## Exercise description
Reproduce the records below, switching every occurrence of "nav-divider" to "nav-separator" and leaving all other text as it stands.

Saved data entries
____________________

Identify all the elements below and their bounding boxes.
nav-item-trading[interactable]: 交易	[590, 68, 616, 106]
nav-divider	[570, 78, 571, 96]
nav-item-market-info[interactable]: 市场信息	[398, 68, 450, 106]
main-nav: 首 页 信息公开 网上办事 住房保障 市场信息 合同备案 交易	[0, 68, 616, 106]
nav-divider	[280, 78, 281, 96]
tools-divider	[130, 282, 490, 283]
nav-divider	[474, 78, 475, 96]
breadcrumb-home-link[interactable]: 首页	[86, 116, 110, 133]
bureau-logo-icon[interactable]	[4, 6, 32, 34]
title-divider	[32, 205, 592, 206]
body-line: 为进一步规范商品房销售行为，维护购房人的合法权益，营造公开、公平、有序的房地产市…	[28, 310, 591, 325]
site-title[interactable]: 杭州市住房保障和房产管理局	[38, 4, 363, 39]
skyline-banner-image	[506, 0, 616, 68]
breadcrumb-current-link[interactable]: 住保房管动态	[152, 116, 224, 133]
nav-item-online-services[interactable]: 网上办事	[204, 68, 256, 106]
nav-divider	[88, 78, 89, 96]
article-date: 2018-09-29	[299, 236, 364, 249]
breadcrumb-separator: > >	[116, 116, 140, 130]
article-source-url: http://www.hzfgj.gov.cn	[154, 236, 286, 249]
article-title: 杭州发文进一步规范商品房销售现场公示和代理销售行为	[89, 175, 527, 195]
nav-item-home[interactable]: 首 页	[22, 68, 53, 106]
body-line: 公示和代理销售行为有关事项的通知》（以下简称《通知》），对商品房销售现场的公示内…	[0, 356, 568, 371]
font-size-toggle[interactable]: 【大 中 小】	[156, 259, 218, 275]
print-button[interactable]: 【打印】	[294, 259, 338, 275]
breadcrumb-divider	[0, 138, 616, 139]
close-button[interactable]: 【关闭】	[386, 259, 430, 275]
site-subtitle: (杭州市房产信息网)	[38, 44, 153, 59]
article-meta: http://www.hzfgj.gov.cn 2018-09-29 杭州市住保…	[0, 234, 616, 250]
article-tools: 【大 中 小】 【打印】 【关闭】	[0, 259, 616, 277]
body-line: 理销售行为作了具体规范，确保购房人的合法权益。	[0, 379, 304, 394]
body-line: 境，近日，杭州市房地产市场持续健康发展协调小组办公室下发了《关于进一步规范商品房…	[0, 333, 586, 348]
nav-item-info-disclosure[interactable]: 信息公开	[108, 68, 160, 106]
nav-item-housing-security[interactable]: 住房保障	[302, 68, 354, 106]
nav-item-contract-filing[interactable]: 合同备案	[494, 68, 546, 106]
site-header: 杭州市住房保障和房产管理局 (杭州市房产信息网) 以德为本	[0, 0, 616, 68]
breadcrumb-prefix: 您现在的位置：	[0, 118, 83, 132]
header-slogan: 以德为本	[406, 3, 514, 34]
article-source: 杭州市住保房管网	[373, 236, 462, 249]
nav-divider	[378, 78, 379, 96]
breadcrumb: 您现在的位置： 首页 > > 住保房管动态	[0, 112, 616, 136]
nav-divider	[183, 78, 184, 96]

____________________

## Expected output
Identify all the elements below and their bounding boxes.
nav-item-trading[interactable]: 交易	[590, 68, 616, 106]
nav-separator	[570, 78, 571, 96]
nav-item-market-info[interactable]: 市场信息	[398, 68, 450, 106]
main-nav: 首 页 信息公开 网上办事 住房保障 市场信息 合同备案 交易	[0, 68, 616, 106]
nav-separator	[280, 78, 281, 96]
tools-divider	[130, 282, 490, 283]
nav-separator	[474, 78, 475, 96]
breadcrumb-home-link[interactable]: 首页	[86, 116, 110, 133]
bureau-logo-icon[interactable]	[4, 6, 32, 34]
title-divider	[32, 205, 592, 206]
body-line: 为进一步规范商品房销售行为，维护购房人的合法权益，营造公开、公平、有序的房地产市…	[28, 310, 591, 325]
site-title[interactable]: 杭州市住房保障和房产管理局	[38, 4, 363, 39]
skyline-banner-image	[506, 0, 616, 68]
breadcrumb-current-link[interactable]: 住保房管动态	[152, 116, 224, 133]
nav-item-online-services[interactable]: 网上办事	[204, 68, 256, 106]
nav-separator	[88, 78, 89, 96]
article-date: 2018-09-29	[299, 236, 364, 249]
breadcrumb-separator: > >	[116, 116, 140, 130]
article-source-url: http://www.hzfgj.gov.cn	[154, 236, 286, 249]
article-title: 杭州发文进一步规范商品房销售现场公示和代理销售行为	[89, 175, 527, 195]
nav-item-home[interactable]: 首 页	[22, 68, 53, 106]
body-line: 公示和代理销售行为有关事项的通知》（以下简称《通知》），对商品房销售现场的公示内…	[0, 356, 568, 371]
font-size-toggle[interactable]: 【大 中 小】	[156, 259, 218, 275]
print-button[interactable]: 【打印】	[294, 259, 338, 275]
breadcrumb-divider	[0, 138, 616, 139]
close-button[interactable]: 【关闭】	[386, 259, 430, 275]
site-subtitle: (杭州市房产信息网)	[38, 44, 153, 59]
article-meta: http://www.hzfgj.gov.cn 2018-09-29 杭州市住保…	[0, 234, 616, 250]
article-tools: 【大 中 小】 【打印】 【关闭】	[0, 259, 616, 277]
body-line: 理销售行为作了具体规范，确保购房人的合法权益。	[0, 379, 304, 394]
body-line: 境，近日，杭州市房地产市场持续健康发展协调小组办公室下发了《关于进一步规范商品房…	[0, 333, 586, 348]
nav-item-info-disclosure[interactable]: 信息公开	[108, 68, 160, 106]
nav-item-housing-security[interactable]: 住房保障	[302, 68, 354, 106]
nav-item-contract-filing[interactable]: 合同备案	[494, 68, 546, 106]
site-header: 杭州市住房保障和房产管理局 (杭州市房产信息网) 以德为本	[0, 0, 616, 68]
breadcrumb-prefix: 您现在的位置：	[0, 118, 83, 132]
header-slogan: 以德为本	[406, 3, 514, 34]
article-source: 杭州市住保房管网	[373, 236, 462, 249]
nav-separator	[378, 78, 379, 96]
breadcrumb: 您现在的位置： 首页 > > 住保房管动态	[0, 112, 616, 136]
nav-separator	[183, 78, 184, 96]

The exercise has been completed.